--- START ---
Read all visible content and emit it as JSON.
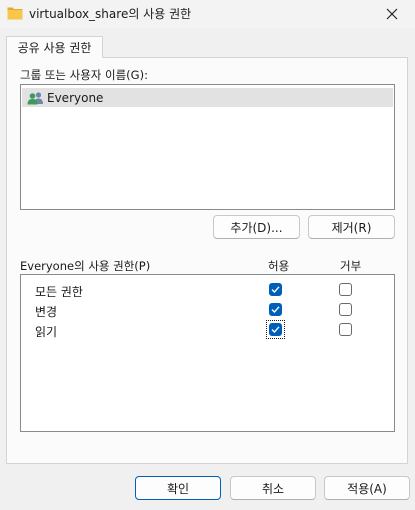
{
  "window": {
    "title": "virtualbox_share의 사용 권한",
    "folder_icon": "folder-icon",
    "close_icon": "close-icon"
  },
  "tab": {
    "label": "공유 사용 권한"
  },
  "group_section": {
    "label": "그룹 또는 사용자 이름(G):",
    "items": [
      {
        "icon": "users-icon",
        "label": "Everyone",
        "selected": true
      }
    ]
  },
  "group_buttons": {
    "add": "추가(D)...",
    "remove": "제거(R)"
  },
  "permissions": {
    "label": "Everyone의 사용 권한(P)",
    "allow_header": "허용",
    "deny_header": "거부",
    "rows": [
      {
        "name": "모든 권한",
        "allow": true,
        "deny": false
      },
      {
        "name": "변경",
        "allow": true,
        "deny": false
      },
      {
        "name": "읽기",
        "allow": true,
        "deny": false
      }
    ]
  },
  "footer": {
    "ok": "확인",
    "cancel": "취소",
    "apply": "적용(A)"
  },
  "colors": {
    "accent": "#005fb8",
    "selection": "#e2e2e2",
    "folder": "#f7c64a"
  }
}
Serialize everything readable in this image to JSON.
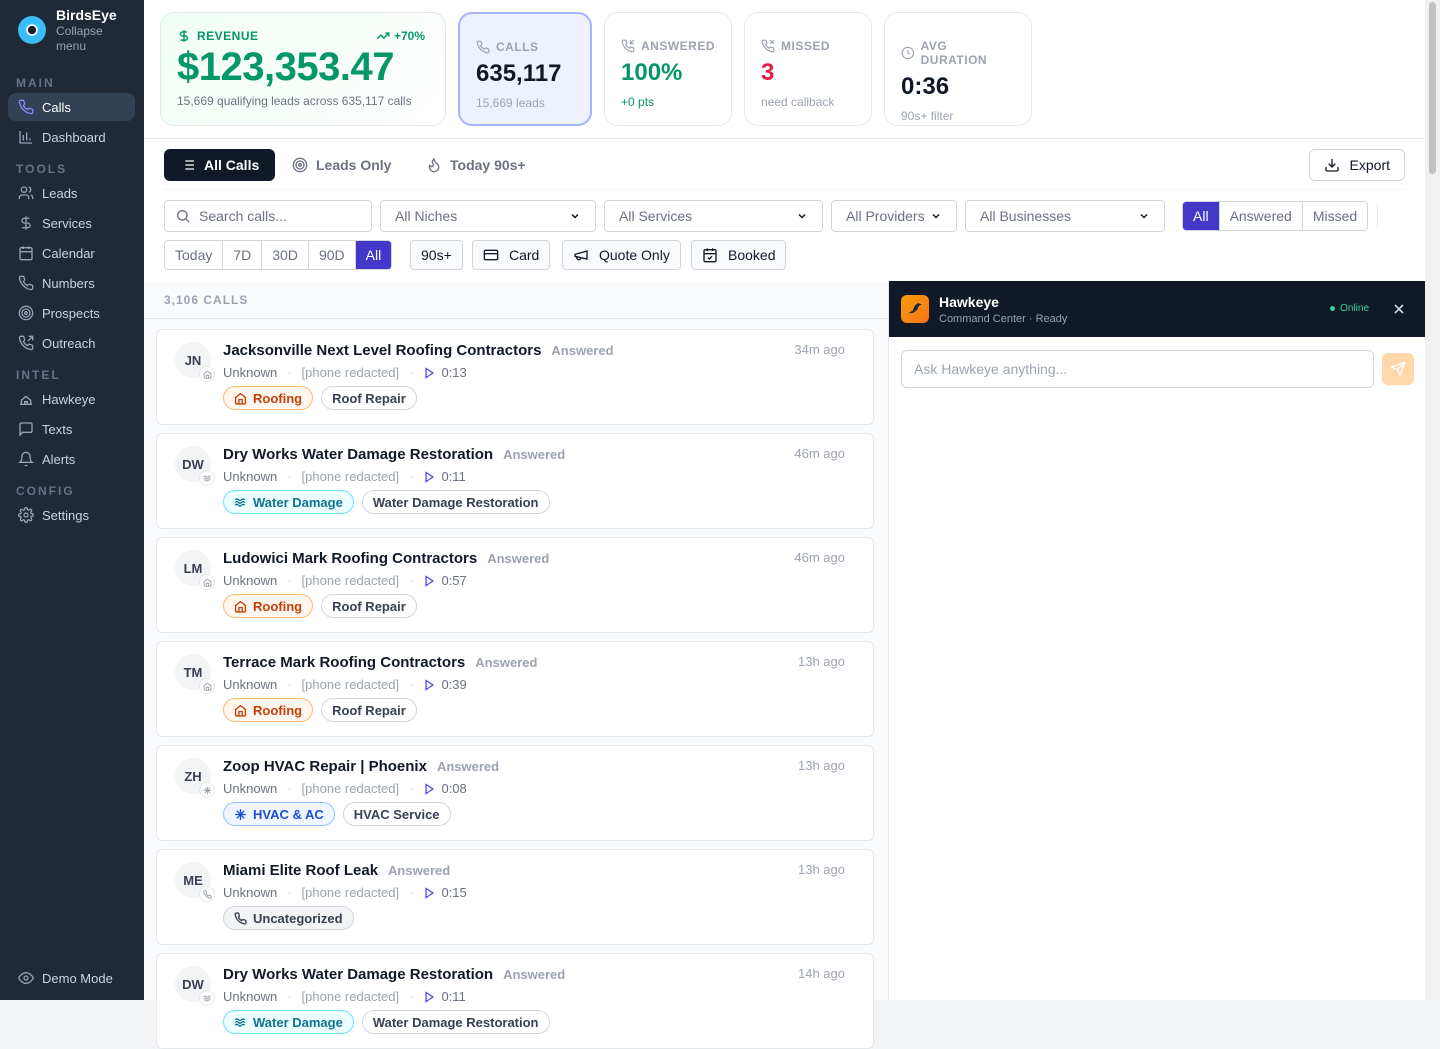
{
  "brand": {
    "name": "BirdsEye",
    "collapse": "Collapse menu"
  },
  "sidebar": {
    "sections": {
      "main": "MAIN",
      "tools": "TOOLS",
      "intel": "INTEL",
      "config": "CONFIG"
    },
    "items": [
      {
        "label": "Calls",
        "icon": "phone-icon",
        "active": true
      },
      {
        "label": "Dashboard",
        "icon": "bar-chart-icon"
      },
      {
        "label": "Leads",
        "icon": "users-icon"
      },
      {
        "label": "Services",
        "icon": "dollar-icon"
      },
      {
        "label": "Calendar",
        "icon": "calendar-icon"
      },
      {
        "label": "Numbers",
        "icon": "phone-icon"
      },
      {
        "label": "Prospects",
        "icon": "target-icon"
      },
      {
        "label": "Outreach",
        "icon": "phone-outgoing-icon"
      },
      {
        "label": "Hawkeye",
        "icon": "bird-icon"
      },
      {
        "label": "Texts",
        "icon": "message-icon"
      },
      {
        "label": "Alerts",
        "icon": "bell-icon"
      },
      {
        "label": "Settings",
        "icon": "gear-icon"
      }
    ],
    "demo": "Demo Mode"
  },
  "stats": {
    "revenue": {
      "label": "REVENUE",
      "value": "$123,353.47",
      "trend": "+70%",
      "sub": "15,669 qualifying leads across 635,117 calls"
    },
    "calls": {
      "label": "CALLS",
      "value": "635,117",
      "sub": "15,669 leads"
    },
    "answered": {
      "label": "ANSWERED",
      "value": "100%",
      "sub": "+0 pts"
    },
    "missed": {
      "label": "MISSED",
      "value": "3",
      "sub": "need callback"
    },
    "avg": {
      "label": "AVG DURATION",
      "value": "0:36",
      "sub": "90s+ filter"
    }
  },
  "colors": {
    "accent": "#4338ca",
    "revenue": "#059669",
    "missed": "#e11d48"
  },
  "tabs": [
    "All Calls",
    "Leads Only",
    "Today 90s+"
  ],
  "export": "Export",
  "filters": {
    "search_placeholder": "Search calls...",
    "niche": "All Niches",
    "services": "All Services",
    "providers": "All Providers",
    "businesses": "All Businesses",
    "status": [
      "All",
      "Answered",
      "Missed"
    ],
    "ranges": [
      "Today",
      "7D",
      "30D",
      "90D",
      "All"
    ],
    "p90": "90s+",
    "card": "Card",
    "quote": "Quote Only",
    "booked": "Booked"
  },
  "list": {
    "count": "3,106 CALLS",
    "items": [
      {
        "initials": "JN",
        "name": "Jacksonville Next Level Roofing Contractors",
        "status": "Answered",
        "time": "34m ago",
        "caller": "Unknown",
        "phone": "[phone redacted]",
        "dur": "0:13",
        "niche": "Roofing",
        "nicheType": "roof",
        "service": "Roof Repair"
      },
      {
        "initials": "DW",
        "name": "Dry Works Water Damage Restoration",
        "status": "Answered",
        "time": "46m ago",
        "caller": "Unknown",
        "phone": "[phone redacted]",
        "dur": "0:11",
        "niche": "Water Damage",
        "nicheType": "water",
        "service": "Water Damage Restoration"
      },
      {
        "initials": "LM",
        "name": "Ludowici Mark Roofing Contractors",
        "status": "Answered",
        "time": "46m ago",
        "caller": "Unknown",
        "phone": "[phone redacted]",
        "dur": "0:57",
        "niche": "Roofing",
        "nicheType": "roof",
        "service": "Roof Repair"
      },
      {
        "initials": "TM",
        "name": "Terrace Mark Roofing Contractors",
        "status": "Answered",
        "time": "13h ago",
        "caller": "Unknown",
        "phone": "[phone redacted]",
        "dur": "0:39",
        "niche": "Roofing",
        "nicheType": "roof",
        "service": "Roof Repair"
      },
      {
        "initials": "ZH",
        "name": "Zoop HVAC Repair | Phoenix",
        "status": "Answered",
        "time": "13h ago",
        "caller": "Unknown",
        "phone": "[phone redacted]",
        "dur": "0:08",
        "niche": "HVAC & AC",
        "nicheType": "hvac",
        "service": "HVAC Service"
      },
      {
        "initials": "ME",
        "name": "Miami Elite Roof Leak",
        "status": "Answered",
        "time": "13h ago",
        "caller": "Unknown",
        "phone": "[phone redacted]",
        "dur": "0:15",
        "niche": "Uncategorized",
        "nicheType": "unc",
        "service": ""
      },
      {
        "initials": "DW",
        "name": "Dry Works Water Damage Restoration",
        "status": "Answered",
        "time": "14h ago",
        "caller": "Unknown",
        "phone": "[phone redacted]",
        "dur": "0:11",
        "niche": "Water Damage",
        "nicheType": "water",
        "service": "Water Damage Restoration"
      }
    ]
  },
  "hawkeye": {
    "title": "Hawkeye",
    "subtitle": "Command Center · Ready",
    "status": "Online",
    "placeholder": "Ask Hawkeye anything..."
  }
}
--- END ---
■ What is needed:
Except for the pictures, print the data above exactly.

■ Correct output:
Read all visible content and emit it as JSON.
{
  "window": {
    "title": "virtualbox_share의 사용 권한",
    "folder_icon": "folder-icon",
    "close_icon": "close-icon"
  },
  "tab": {
    "label": "공유 사용 권한"
  },
  "group_section": {
    "label": "그룹 또는 사용자 이름(G):",
    "items": [
      {
        "icon": "users-icon",
        "label": "Everyone",
        "selected": true
      }
    ]
  },
  "group_buttons": {
    "add": "추가(D)...",
    "remove": "제거(R)"
  },
  "permissions": {
    "label": "Everyone의 사용 권한(P)",
    "allow_header": "허용",
    "deny_header": "거부",
    "rows": [
      {
        "name": "모든 권한",
        "allow": true,
        "deny": false
      },
      {
        "name": "변경",
        "allow": true,
        "deny": false
      },
      {
        "name": "읽기",
        "allow": true,
        "deny": false
      }
    ]
  },
  "footer": {
    "ok": "확인",
    "cancel": "취소",
    "apply": "적용(A)"
  },
  "colors": {
    "accent": "#005fb8",
    "selection": "#e2e2e2",
    "folder": "#f7c64a"
  }
}
Serialize everything readable in this image to JSON.
{
  "brand": {
    "name": "BirdsEye",
    "collapse": "Collapse menu"
  },
  "sidebar": {
    "sections": {
      "main": "MAIN",
      "tools": "TOOLS",
      "intel": "INTEL",
      "config": "CONFIG"
    },
    "items": [
      {
        "label": "Calls",
        "icon": "phone-icon",
        "active": true
      },
      {
        "label": "Dashboard",
        "icon": "bar-chart-icon"
      },
      {
        "label": "Leads",
        "icon": "users-icon"
      },
      {
        "label": "Services",
        "icon": "dollar-icon"
      },
      {
        "label": "Calendar",
        "icon": "calendar-icon"
      },
      {
        "label": "Numbers",
        "icon": "phone-icon"
      },
      {
        "label": "Prospects",
        "icon": "target-icon"
      },
      {
        "label": "Outreach",
        "icon": "phone-outgoing-icon"
      },
      {
        "label": "Hawkeye",
        "icon": "bird-icon"
      },
      {
        "label": "Texts",
        "icon": "message-icon"
      },
      {
        "label": "Alerts",
        "icon": "bell-icon"
      },
      {
        "label": "Settings",
        "icon": "gear-icon"
      }
    ],
    "demo": "Demo Mode"
  },
  "stats": {
    "revenue": {
      "label": "REVENUE",
      "value": "$123,353.47",
      "trend": "+70%",
      "sub": "15,669 qualifying leads across 635,117 calls"
    },
    "calls": {
      "label": "CALLS",
      "value": "635,117",
      "sub": "15,669 leads"
    },
    "answered": {
      "label": "ANSWERED",
      "value": "100%",
      "sub": "+0 pts"
    },
    "missed": {
      "label": "MISSED",
      "value": "3",
      "sub": "need callback"
    },
    "avg": {
      "label": "AVG DURATION",
      "value": "0:36",
      "sub": "90s+ filter"
    }
  },
  "colors": {
    "accent": "#4338ca",
    "revenue": "#059669",
    "missed": "#e11d48"
  },
  "tabs": [
    "All Calls",
    "Leads Only",
    "Today 90s+"
  ],
  "export": "Export",
  "filters": {
    "search_placeholder": "Search calls...",
    "niche": "All Niches",
    "services": "All Services",
    "providers": "All Providers",
    "businesses": "All Businesses",
    "status": [
      "All",
      "Answered",
      "Missed"
    ],
    "ranges": [
      "Today",
      "7D",
      "30D",
      "90D",
      "All"
    ],
    "p90": "90s+",
    "card": "Card",
    "quote": "Quote Only",
    "booked": "Booked"
  },
  "list": {
    "count": "3,106 CALLS",
    "items": [
      {
        "initials": "JN",
        "name": "Jacksonville Next Level Roofing Contractors",
        "status": "Answered",
        "time": "34m ago",
        "caller": "Unknown",
        "phone": "[phone redacted]",
        "dur": "0:13",
        "niche": "Roofing",
        "nicheType": "roof",
        "service": "Roof Repair"
      },
      {
        "initials": "DW",
        "name": "Dry Works Water Damage Restoration",
        "status": "Answered",
        "time": "46m ago",
        "caller": "Unknown",
        "phone": "[phone redacted]",
        "dur": "0:11",
        "niche": "Water Damage",
        "nicheType": "water",
        "service": "Water Damage Restoration"
      },
      {
        "initials": "LM",
        "name": "Ludowici Mark Roofing Contractors",
        "status": "Answered",
        "time": "46m ago",
        "caller": "Unknown",
        "phone": "[phone redacted]",
        "dur": "0:57",
        "niche": "Roofing",
        "nicheType": "roof",
        "service": "Roof Repair"
      },
      {
        "initials": "TM",
        "name": "Terrace Mark Roofing Contractors",
        "status": "Answered",
        "time": "13h ago",
        "caller": "Unknown",
        "phone": "[phone redacted]",
        "dur": "0:39",
        "niche": "Roofing",
        "nicheType": "roof",
        "service": "Roof Repair"
      },
      {
        "initials": "ZH",
        "name": "Zoop HVAC Repair | Phoenix",
        "status": "Answered",
        "time": "13h ago",
        "caller": "Unknown",
        "phone": "[phone redacted]",
        "dur": "0:08",
        "niche": "HVAC & AC",
        "nicheType": "hvac",
        "service": "HVAC Service"
      },
      {
        "initials": "ME",
        "name": "Miami Elite Roof Leak",
        "status": "Answered",
        "time": "13h ago",
        "caller": "Unknown",
        "phone": "[phone redacted]",
        "dur": "0:15",
        "niche": "Uncategorized",
        "nicheType": "unc",
        "service": ""
      },
      {
        "initials": "DW",
        "name": "Dry Works Water Damage Restoration",
        "status": "Answered",
        "time": "14h ago",
        "caller": "Unknown",
        "phone": "[phone redacted]",
        "dur": "0:11",
        "niche": "Water Damage",
        "nicheType": "water",
        "service": "Water Damage Restoration"
      }
    ]
  },
  "hawkeye": {
    "title": "Hawkeye",
    "subtitle": "Command Center · Ready",
    "status": "Online",
    "placeholder": "Ask Hawkeye anything..."
  }
}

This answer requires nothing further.